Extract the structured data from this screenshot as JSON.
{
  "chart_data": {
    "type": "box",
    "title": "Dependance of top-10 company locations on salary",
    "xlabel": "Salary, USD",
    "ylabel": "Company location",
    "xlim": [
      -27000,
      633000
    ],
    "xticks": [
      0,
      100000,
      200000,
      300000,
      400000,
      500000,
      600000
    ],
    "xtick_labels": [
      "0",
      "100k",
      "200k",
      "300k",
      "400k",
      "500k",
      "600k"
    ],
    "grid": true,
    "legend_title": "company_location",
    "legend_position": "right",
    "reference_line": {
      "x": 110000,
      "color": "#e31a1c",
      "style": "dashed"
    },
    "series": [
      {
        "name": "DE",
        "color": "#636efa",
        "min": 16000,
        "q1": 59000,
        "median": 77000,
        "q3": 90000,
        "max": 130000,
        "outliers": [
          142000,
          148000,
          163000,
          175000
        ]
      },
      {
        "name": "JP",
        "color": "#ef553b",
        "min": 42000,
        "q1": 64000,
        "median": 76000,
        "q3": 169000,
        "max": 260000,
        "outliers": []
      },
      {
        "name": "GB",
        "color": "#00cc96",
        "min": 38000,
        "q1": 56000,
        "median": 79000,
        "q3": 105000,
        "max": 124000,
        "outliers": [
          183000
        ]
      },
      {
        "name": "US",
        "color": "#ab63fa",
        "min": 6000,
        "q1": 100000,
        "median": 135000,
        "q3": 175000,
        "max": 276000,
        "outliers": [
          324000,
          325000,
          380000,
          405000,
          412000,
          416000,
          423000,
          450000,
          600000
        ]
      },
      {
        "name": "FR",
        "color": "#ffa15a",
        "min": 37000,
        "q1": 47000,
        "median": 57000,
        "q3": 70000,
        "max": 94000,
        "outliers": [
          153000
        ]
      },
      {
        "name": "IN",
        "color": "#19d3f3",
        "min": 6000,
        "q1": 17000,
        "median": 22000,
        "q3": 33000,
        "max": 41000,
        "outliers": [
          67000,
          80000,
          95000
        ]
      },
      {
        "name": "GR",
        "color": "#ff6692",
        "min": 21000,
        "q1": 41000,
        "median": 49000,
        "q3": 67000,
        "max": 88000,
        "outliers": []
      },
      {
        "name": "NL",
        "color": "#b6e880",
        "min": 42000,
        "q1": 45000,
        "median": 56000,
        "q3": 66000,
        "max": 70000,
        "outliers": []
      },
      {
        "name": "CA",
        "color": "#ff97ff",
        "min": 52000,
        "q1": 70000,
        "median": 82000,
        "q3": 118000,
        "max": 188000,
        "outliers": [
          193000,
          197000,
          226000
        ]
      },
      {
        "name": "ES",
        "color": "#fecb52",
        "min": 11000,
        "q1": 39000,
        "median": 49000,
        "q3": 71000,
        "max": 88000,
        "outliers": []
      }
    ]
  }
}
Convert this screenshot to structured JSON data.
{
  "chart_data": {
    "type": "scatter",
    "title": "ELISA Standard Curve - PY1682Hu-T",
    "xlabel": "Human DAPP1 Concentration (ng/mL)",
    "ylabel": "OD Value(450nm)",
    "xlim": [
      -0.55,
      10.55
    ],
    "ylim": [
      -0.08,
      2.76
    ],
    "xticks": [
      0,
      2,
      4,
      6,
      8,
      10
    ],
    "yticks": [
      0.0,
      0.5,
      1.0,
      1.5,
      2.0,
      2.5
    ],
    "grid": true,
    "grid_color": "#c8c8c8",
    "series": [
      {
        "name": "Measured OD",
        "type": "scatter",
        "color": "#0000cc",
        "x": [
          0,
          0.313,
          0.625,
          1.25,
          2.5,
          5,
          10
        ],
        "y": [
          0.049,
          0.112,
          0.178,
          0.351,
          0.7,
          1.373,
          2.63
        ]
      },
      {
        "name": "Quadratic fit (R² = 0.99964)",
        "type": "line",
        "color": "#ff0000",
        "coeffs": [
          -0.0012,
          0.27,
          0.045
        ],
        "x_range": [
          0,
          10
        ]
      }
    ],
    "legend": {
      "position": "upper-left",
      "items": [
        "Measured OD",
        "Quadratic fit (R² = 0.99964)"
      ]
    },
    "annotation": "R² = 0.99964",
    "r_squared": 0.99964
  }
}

::::

• _REQUIRED TASK_: Each line of the material above must be retyped precisely.

• _RESULT_:
Extract the structured data from this screenshot as JSON.
{
  "chart_data": {
    "type": "box",
    "title": "Dependance of top-10 company locations on salary",
    "xlabel": "Salary, USD",
    "ylabel": "Company location",
    "xlim": [
      -27000,
      633000
    ],
    "xticks": [
      0,
      100000,
      200000,
      300000,
      400000,
      500000,
      600000
    ],
    "xtick_labels": [
      "0",
      "100k",
      "200k",
      "300k",
      "400k",
      "500k",
      "600k"
    ],
    "grid": true,
    "legend_title": "company_location",
    "legend_position": "right",
    "reference_line": {
      "x": 110000,
      "color": "#e31a1c",
      "style": "dashed"
    },
    "series": [
      {
        "name": "DE",
        "color": "#636efa",
        "min": 16000,
        "q1": 59000,
        "median": 77000,
        "q3": 90000,
        "max": 130000,
        "outliers": [
          142000,
          148000,
          163000,
          175000
        ]
      },
      {
        "name": "JP",
        "color": "#ef553b",
        "min": 42000,
        "q1": 64000,
        "median": 76000,
        "q3": 169000,
        "max": 260000,
        "outliers": []
      },
      {
        "name": "GB",
        "color": "#00cc96",
        "min": 38000,
        "q1": 56000,
        "median": 79000,
        "q3": 105000,
        "max": 124000,
        "outliers": [
          183000
        ]
      },
      {
        "name": "US",
        "color": "#ab63fa",
        "min": 6000,
        "q1": 100000,
        "median": 135000,
        "q3": 175000,
        "max": 276000,
        "outliers": [
          324000,
          325000,
          380000,
          405000,
          412000,
          416000,
          423000,
          450000,
          600000
        ]
      },
      {
        "name": "FR",
        "color": "#ffa15a",
        "min": 37000,
        "q1": 47000,
        "median": 57000,
        "q3": 70000,
        "max": 94000,
        "outliers": [
          153000
        ]
      },
      {
        "name": "IN",
        "color": "#19d3f3",
        "min": 6000,
        "q1": 17000,
        "median": 22000,
        "q3": 33000,
        "max": 41000,
        "outliers": [
          67000,
          80000,
          95000
        ]
      },
      {
        "name": "GR",
        "color": "#ff6692",
        "min": 21000,
        "q1": 41000,
        "median": 49000,
        "q3": 67000,
        "max": 88000,
        "outliers": []
      },
      {
        "name": "NL",
        "color": "#b6e880",
        "min": 42000,
        "q1": 45000,
        "median": 56000,
        "q3": 66000,
        "max": 70000,
        "outliers": []
      },
      {
        "name": "CA",
        "color": "#ff97ff",
        "min": 52000,
        "q1": 70000,
        "median": 82000,
        "q3": 118000,
        "max": 188000,
        "outliers": [
          193000,
          197000,
          226000
        ]
      },
      {
        "name": "ES",
        "color": "#fecb52",
        "min": 11000,
        "q1": 39000,
        "median": 49000,
        "q3": 71000,
        "max": 88000,
        "outliers": []
      }
    ]
  }
}
Convert this screenshot to structured JSON data.
{
  "chart_data": {
    "type": "scatter",
    "title": "ELISA Standard Curve - PY1682Hu-T",
    "xlabel": "Human DAPP1 Concentration (ng/mL)",
    "ylabel": "OD Value(450nm)",
    "xlim": [
      -0.55,
      10.55
    ],
    "ylim": [
      -0.08,
      2.76
    ],
    "xticks": [
      0,
      2,
      4,
      6,
      8,
      10
    ],
    "yticks": [
      0.0,
      0.5,
      1.0,
      1.5,
      2.0,
      2.5
    ],
    "grid": true,
    "grid_color": "#c8c8c8",
    "series": [
      {
        "name": "Measured OD",
        "type": "scatter",
        "color": "#0000cc",
        "x": [
          0,
          0.313,
          0.625,
          1.25,
          2.5,
          5,
          10
        ],
        "y": [
          0.049,
          0.112,
          0.178,
          0.351,
          0.7,
          1.373,
          2.63
        ]
      },
      {
        "name": "Quadratic fit (R² = 0.99964)",
        "type": "line",
        "color": "#ff0000",
        "coeffs": [
          -0.0012,
          0.27,
          0.045
        ],
        "x_range": [
          0,
          10
        ]
      }
    ],
    "legend": {
      "position": "upper-left",
      "items": [
        "Measured OD",
        "Quadratic fit (R² = 0.99964)"
      ]
    },
    "annotation": "R² = 0.99964",
    "r_squared": 0.99964
  }
}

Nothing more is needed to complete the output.